Stored data:
________________________________________
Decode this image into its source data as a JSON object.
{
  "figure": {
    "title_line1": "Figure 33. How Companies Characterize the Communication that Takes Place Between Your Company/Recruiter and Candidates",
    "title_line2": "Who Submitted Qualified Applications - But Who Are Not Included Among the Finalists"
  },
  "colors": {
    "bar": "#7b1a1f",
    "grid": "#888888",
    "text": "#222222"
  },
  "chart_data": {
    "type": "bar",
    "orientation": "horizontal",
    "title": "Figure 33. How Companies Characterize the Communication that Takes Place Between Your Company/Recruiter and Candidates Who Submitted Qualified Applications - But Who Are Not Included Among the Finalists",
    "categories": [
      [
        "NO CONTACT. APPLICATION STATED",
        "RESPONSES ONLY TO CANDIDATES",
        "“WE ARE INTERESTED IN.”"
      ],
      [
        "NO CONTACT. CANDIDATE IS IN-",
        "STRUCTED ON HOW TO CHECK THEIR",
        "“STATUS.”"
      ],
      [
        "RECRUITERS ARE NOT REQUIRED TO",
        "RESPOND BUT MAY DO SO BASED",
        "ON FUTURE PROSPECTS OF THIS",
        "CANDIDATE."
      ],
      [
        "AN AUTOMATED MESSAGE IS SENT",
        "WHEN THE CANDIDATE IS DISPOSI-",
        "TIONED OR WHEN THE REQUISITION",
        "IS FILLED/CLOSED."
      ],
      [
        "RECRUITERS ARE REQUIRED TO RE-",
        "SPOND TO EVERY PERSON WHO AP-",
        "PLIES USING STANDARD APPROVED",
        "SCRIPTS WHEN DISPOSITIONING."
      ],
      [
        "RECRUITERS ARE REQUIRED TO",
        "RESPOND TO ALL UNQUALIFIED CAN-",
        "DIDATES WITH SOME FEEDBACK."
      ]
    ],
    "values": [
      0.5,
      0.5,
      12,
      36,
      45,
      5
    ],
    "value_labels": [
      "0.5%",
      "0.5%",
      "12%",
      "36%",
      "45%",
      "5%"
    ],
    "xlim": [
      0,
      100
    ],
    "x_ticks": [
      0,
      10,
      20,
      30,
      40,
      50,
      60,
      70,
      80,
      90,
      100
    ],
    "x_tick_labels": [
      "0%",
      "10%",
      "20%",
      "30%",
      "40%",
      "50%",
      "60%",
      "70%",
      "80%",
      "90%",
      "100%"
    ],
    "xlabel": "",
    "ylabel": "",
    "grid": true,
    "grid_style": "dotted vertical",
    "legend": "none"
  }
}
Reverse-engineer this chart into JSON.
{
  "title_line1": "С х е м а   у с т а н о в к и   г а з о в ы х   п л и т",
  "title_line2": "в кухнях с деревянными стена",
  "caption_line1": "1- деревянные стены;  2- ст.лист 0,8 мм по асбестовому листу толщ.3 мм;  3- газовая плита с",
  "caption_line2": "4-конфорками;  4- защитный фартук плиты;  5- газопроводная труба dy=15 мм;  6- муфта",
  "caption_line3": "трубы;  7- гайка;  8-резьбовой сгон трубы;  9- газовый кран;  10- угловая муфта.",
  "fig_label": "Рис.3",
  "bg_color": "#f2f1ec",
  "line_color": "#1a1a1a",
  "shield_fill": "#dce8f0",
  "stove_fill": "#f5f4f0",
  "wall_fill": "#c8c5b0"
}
________________________________________
== Instruction ==
Show every line from the entries above in which "Among" appears.

== Task solution ==
    "title_line2": "Who Submitted Qualified Applications - But Who Are Not Included Among the Finalists"
    "title": "Figure 33. How Companies Characterize the Communication that Takes Place Between Your Company/Recruiter and Candidates Who Submitted Qualified Applications - But Who Are Not Included Among the Finalists",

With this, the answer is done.